DIRECTIONS: Reproduce the full listing below unchanged, apart from the pictures.

Stored records
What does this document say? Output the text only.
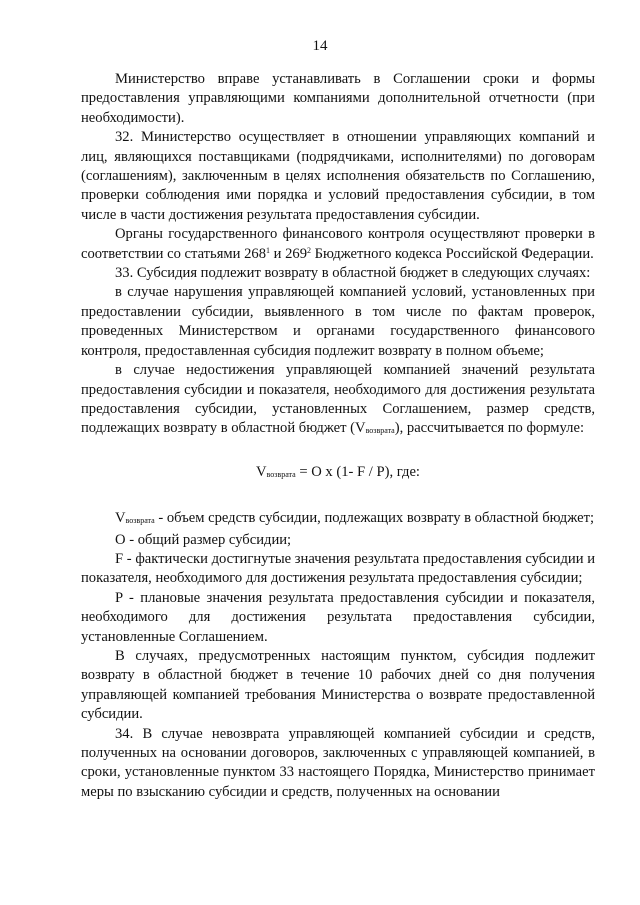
14

Министерство вправе устанавливать в Соглашении сроки и формы предоставления управляющими компаниями дополнительной отчетности (при необходимости).

32. Министерство осуществляет в отношении управляющих компаний и лиц, являющихся поставщиками (подрядчиками, исполнителями) по договорам (соглашениям), заключенным в целях исполнения обязательств по Соглашению, проверки соблюдения ими порядка и условий предоставления субсидии, в том числе в части достижения результата предоставления субсидии.

Органы государственного финансового контроля осуществляют проверки в соответствии со статьями $268^1$ и $269^2$ Бюджетного кодекса Российской Федерации.

33. Субсидия подлежит возврату в областной бюджет в следующих случаях:

в случае нарушения управляющей компанией условий, установленных при предоставлении субсидии, выявленного в том числе по фактам проверок, проведенных Министерством и органами государственного финансового контроля, предоставленная субсидия подлежит возврату в полном объеме;

в случае недостижения управляющей компанией значений результата предоставления субсидии и показателя, необходимого для достижения результата предоставления субсидии, установленных Соглашением, размер средств, подлежащих возврату в областной бюджет $(V_{возврата})$, рассчитывается по формуле:

$V_{возврата} = O$ x (1- F / P), где:

$V_{возврата}$ - объем средств субсидии, подлежащих возврату в областной бюджет;

O - общий размер субсидии;

F - фактически достигнутые значения результата предоставления субсидии и показателя, необходимого для достижения результата предоставления субсидии;

P - плановые значения результата предоставления субсидии и показателя, необходимого для достижения результата предоставления субсидии, установленные Соглашением.

В случаях, предусмотренных настоящим пунктом, субсидия подлежит возврату в областной бюджет в течение 10 рабочих дней со дня получения управляющей компанией требования Министерства о возврате предоставленной субсидии.

34. В случае невозврата управляющей компанией субсидии и средств, полученных на основании договоров, заключенных с управляющей компанией, в сроки, установленные пунктом 33 настоящего Порядка, Министерство принимает меры по взысканию субсидии и средств, полученных на основании
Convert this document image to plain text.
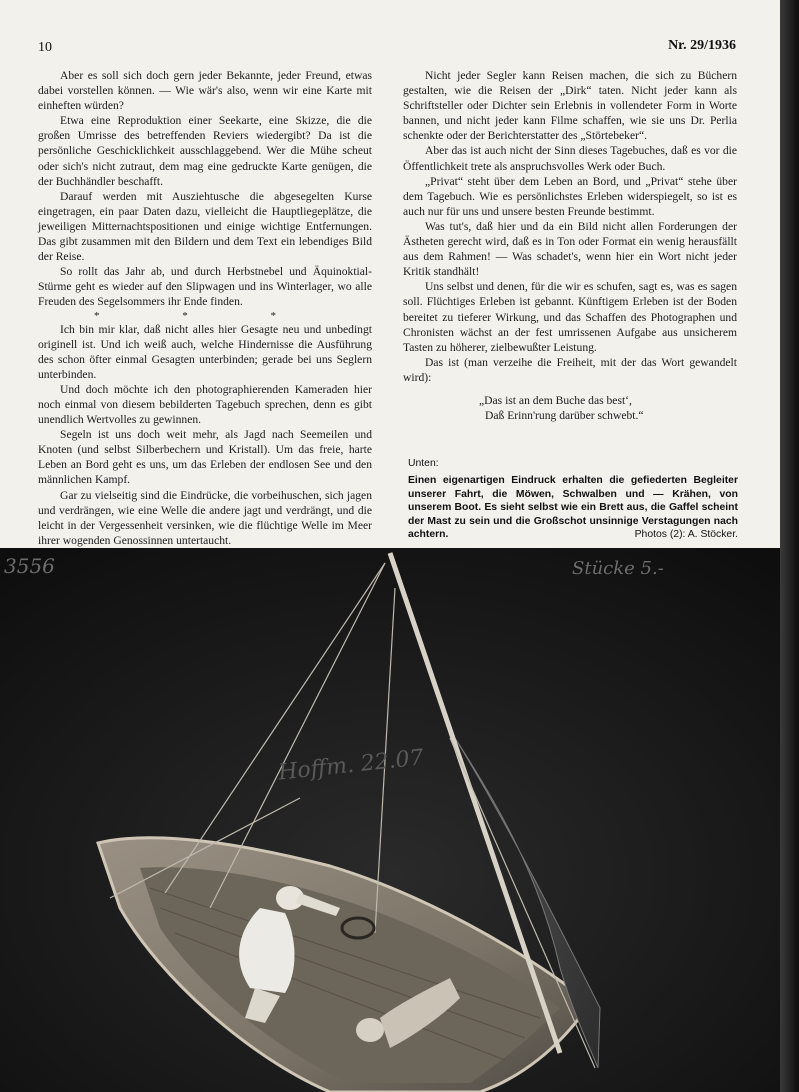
10	Nr. 29/1936

Aber es soll sich doch gern jeder Bekannte, jeder Freund, etwas dabei vorstellen können. — Wie wär's also, wenn wir eine Karte mit einheften würden?

Etwa eine Reproduktion einer Seekarte, eine Skizze, die die großen Umrisse des betreffenden Reviers wiedergibt? Da ist die persönliche Geschicklichkeit ausschlaggebend. Wer die Mühe scheut oder sich's nicht zutraut, dem mag eine gedruckte Karte genügen, die der Buchhändler beschafft.

Darauf werden mit Ausziehtusche die abgesegelten Kurse eingetragen, ein paar Daten dazu, vielleicht die Hauptliegeplätze, die jeweiligen Mitternachtspositionen und einige wichtige Entfernungen. Das gibt zusammen mit den Bildern und dem Text ein lebendiges Bild der Reise.

So rollt das Jahr ab, und durch Herbstnebel und Äquinoktial-Stürme geht es wieder auf den Slipwagen und ins Winterlager, wo alle Freuden des Segelsommers ihr Ende finden.

* * *

Ich bin mir klar, daß nicht alles hier Gesagte neu und unbedingt originell ist. Und ich weiß auch, welche Hindernisse die Ausführung des schon öfter einmal Gesagten unterbinden; gerade bei uns Seglern unterbinden.

Und doch möchte ich den photographierenden Kameraden hier noch einmal von diesem bebilderten Tagebuch sprechen, denn es gibt unendlich Wertvolles zu gewinnen.

Segeln ist uns doch weit mehr, als Jagd nach Seemeilen und Knoten (und selbst Silberbechern und Kristall). Um das freie, harte Leben an Bord geht es uns, um das Erleben der endlosen See und den männlichen Kampf.

Gar zu vielseitig sind die Eindrücke, die vorbeihuschen, sich jagen und verdrängen, wie eine Welle die andere jagt und verdrängt, und die leicht in der Vergessenheit versinken, wie die flüchtige Welle im Meer ihrer wogenden Genossinnen untertaucht.

Nicht jeder Segler kann Reisen machen, die sich zu Büchern gestalten, wie die Reisen der „Dirk“ taten. Nicht jeder kann als Schriftsteller oder Dichter sein Erlebnis in vollendeter Form in Worte bannen, und nicht jeder kann Filme schaffen, wie sie uns Dr. Perlia schenkte oder der Berichterstatter des „Störtebeker“.

Aber das ist auch nicht der Sinn dieses Tagebuches, daß es vor die Öffentlichkeit trete als anspruchsvolles Werk oder Buch.

„Privat“ steht über dem Leben an Bord, und „Privat“ stehe über dem Tagebuch. Wie es persönlichstes Erleben widerspiegelt, so ist es auch nur für uns und unsere besten Freunde bestimmt.

Was tut's, daß hier und da ein Bild nicht allen Forderungen der Ästheten gerecht wird, daß es in Ton oder Format ein wenig herausfällt aus dem Rahmen! — Was schadet's, wenn hier ein Wort nicht jeder Kritik standhält!

Uns selbst und denen, für die wir es schufen, sagt es, was es sagen soll. Flüchtiges Erleben ist gebannt. Künftigem Erleben ist der Boden bereitet zu tieferer Wirkung, und das Schaffen des Photographen und Chronisten wächst an der fest umrissenen Aufgabe aus unsicherem Tasten zu höherer, zielbewußter Leistung.

Das ist (man verzeihe die Freiheit, mit der das Wort gewandelt wird):

„Das ist an dem Buche das best‘,
Daß Erinn'rung darüber schwebt.“
Unten:
Einen eigenartigen Eindruck erhalten die gefiederten Begleiter unserer Fahrt, die Möwen, Schwalben und — Krähen, von unserem Boot. Es sieht selbst wie ein Brett aus, die Gaffel scheint der Mast zu sein und die Großschot unsinnige Verstagungen nach achtern.	Photos (2): A. Stöcker.
3556	Stücke 5.-
Hoffm. 22.07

OUTPUT OF THE EXERCISE:
What does this document say? Output the text only.
14

Министерство вправе устанавливать в Соглашении сроки и формы предоставления управляющими компаниями дополнительной отчетности (при необходимости).

32. Министерство осуществляет в отношении управляющих компаний и лиц, являющихся поставщиками (подрядчиками, исполнителями) по договорам (соглашениям), заключенным в целях исполнения обязательств по Соглашению, проверки соблюдения ими порядка и условий предоставления субсидии, в том числе в части достижения результата предоставления субсидии.

Органы государственного финансового контроля осуществляют проверки в соответствии со статьями $268^1$ и $269^2$ Бюджетного кодекса Российской Федерации.

33. Субсидия подлежит возврату в областной бюджет в следующих случаях:

в случае нарушения управляющей компанией условий, установленных при предоставлении субсидии, выявленного в том числе по фактам проверок, проведенных Министерством и органами государственного финансового контроля, предоставленная субсидия подлежит возврату в полном объеме;

в случае недостижения управляющей компанией значений результата предоставления субсидии и показателя, необходимого для достижения результата предоставления субсидии, установленных Соглашением, размер средств, подлежащих возврату в областной бюджет $(V_{возврата})$, рассчитывается по формуле:

$V_{возврата} = O$ x (1- F / P), где:

$V_{возврата}$ - объем средств субсидии, подлежащих возврату в областной бюджет;

O - общий размер субсидии;

F - фактически достигнутые значения результата предоставления субсидии и показателя, необходимого для достижения результата предоставления субсидии;

P - плановые значения результата предоставления субсидии и показателя, необходимого для достижения результата предоставления субсидии, установленные Соглашением.

В случаях, предусмотренных настоящим пунктом, субсидия подлежит возврату в областной бюджет в течение 10 рабочих дней со дня получения управляющей компанией требования Министерства о возврате предоставленной субсидии.

34. В случае невозврата управляющей компанией субсидии и средств, полученных на основании договоров, заключенных с управляющей компанией, в сроки, установленные пунктом 33 настоящего Порядка, Министерство принимает меры по взысканию субсидии и средств, полученных на основании
Convert this document image to plain text.
10	Nr. 29/1936

Aber es soll sich doch gern jeder Bekannte, jeder Freund, etwas dabei vorstellen können. — Wie wär's also, wenn wir eine Karte mit einheften würden?

Etwa eine Reproduktion einer Seekarte, eine Skizze, die die großen Umrisse des betreffenden Reviers wiedergibt? Da ist die persönliche Geschicklichkeit ausschlaggebend. Wer die Mühe scheut oder sich's nicht zutraut, dem mag eine gedruckte Karte genügen, die der Buchhändler beschafft.

Darauf werden mit Ausziehtusche die abgesegelten Kurse eingetragen, ein paar Daten dazu, vielleicht die Hauptliegeplätze, die jeweiligen Mitternachtspositionen und einige wichtige Entfernungen. Das gibt zusammen mit den Bildern und dem Text ein lebendiges Bild der Reise.

So rollt das Jahr ab, und durch Herbstnebel und Äquinoktial-Stürme geht es wieder auf den Slipwagen und ins Winterlager, wo alle Freuden des Segelsommers ihr Ende finden.

* * *

Ich bin mir klar, daß nicht alles hier Gesagte neu und unbedingt originell ist. Und ich weiß auch, welche Hindernisse die Ausführung des schon öfter einmal Gesagten unterbinden; gerade bei uns Seglern unterbinden.

Und doch möchte ich den photographierenden Kameraden hier noch einmal von diesem bebilderten Tagebuch sprechen, denn es gibt unendlich Wertvolles zu gewinnen.

Segeln ist uns doch weit mehr, als Jagd nach Seemeilen und Knoten (und selbst Silberbechern und Kristall). Um das freie, harte Leben an Bord geht es uns, um das Erleben der endlosen See und den männlichen Kampf.

Gar zu vielseitig sind die Eindrücke, die vorbeihuschen, sich jagen und verdrängen, wie eine Welle die andere jagt und verdrängt, und die leicht in der Vergessenheit versinken, wie die flüchtige Welle im Meer ihrer wogenden Genossinnen untertaucht.

Nicht jeder Segler kann Reisen machen, die sich zu Büchern gestalten, wie die Reisen der „Dirk“ taten. Nicht jeder kann als Schriftsteller oder Dichter sein Erlebnis in vollendeter Form in Worte bannen, und nicht jeder kann Filme schaffen, wie sie uns Dr. Perlia schenkte oder der Berichterstatter des „Störtebeker“.

Aber das ist auch nicht der Sinn dieses Tagebuches, daß es vor die Öffentlichkeit trete als anspruchsvolles Werk oder Buch.

„Privat“ steht über dem Leben an Bord, und „Privat“ stehe über dem Tagebuch. Wie es persönlichstes Erleben widerspiegelt, so ist es auch nur für uns und unsere besten Freunde bestimmt.

Was tut's, daß hier und da ein Bild nicht allen Forderungen der Ästheten gerecht wird, daß es in Ton oder Format ein wenig herausfällt aus dem Rahmen! — Was schadet's, wenn hier ein Wort nicht jeder Kritik standhält!

Uns selbst und denen, für die wir es schufen, sagt es, was es sagen soll. Flüchtiges Erleben ist gebannt. Künftigem Erleben ist der Boden bereitet zu tieferer Wirkung, und das Schaffen des Photographen und Chronisten wächst an der fest umrissenen Aufgabe aus unsicherem Tasten zu höherer, zielbewußter Leistung.

Das ist (man verzeihe die Freiheit, mit der das Wort gewandelt wird):

„Das ist an dem Buche das best‘,
Daß Erinn'rung darüber schwebt.“
Unten:
Einen eigenartigen Eindruck erhalten die gefiederten Begleiter unserer Fahrt, die Möwen, Schwalben und — Krähen, von unserem Boot. Es sieht selbst wie ein Brett aus, die Gaffel scheint der Mast zu sein und die Großschot unsinnige Verstagungen nach achtern.	Photos (2): A. Stöcker.
3556	Stücke 5.-
Hoffm. 22.07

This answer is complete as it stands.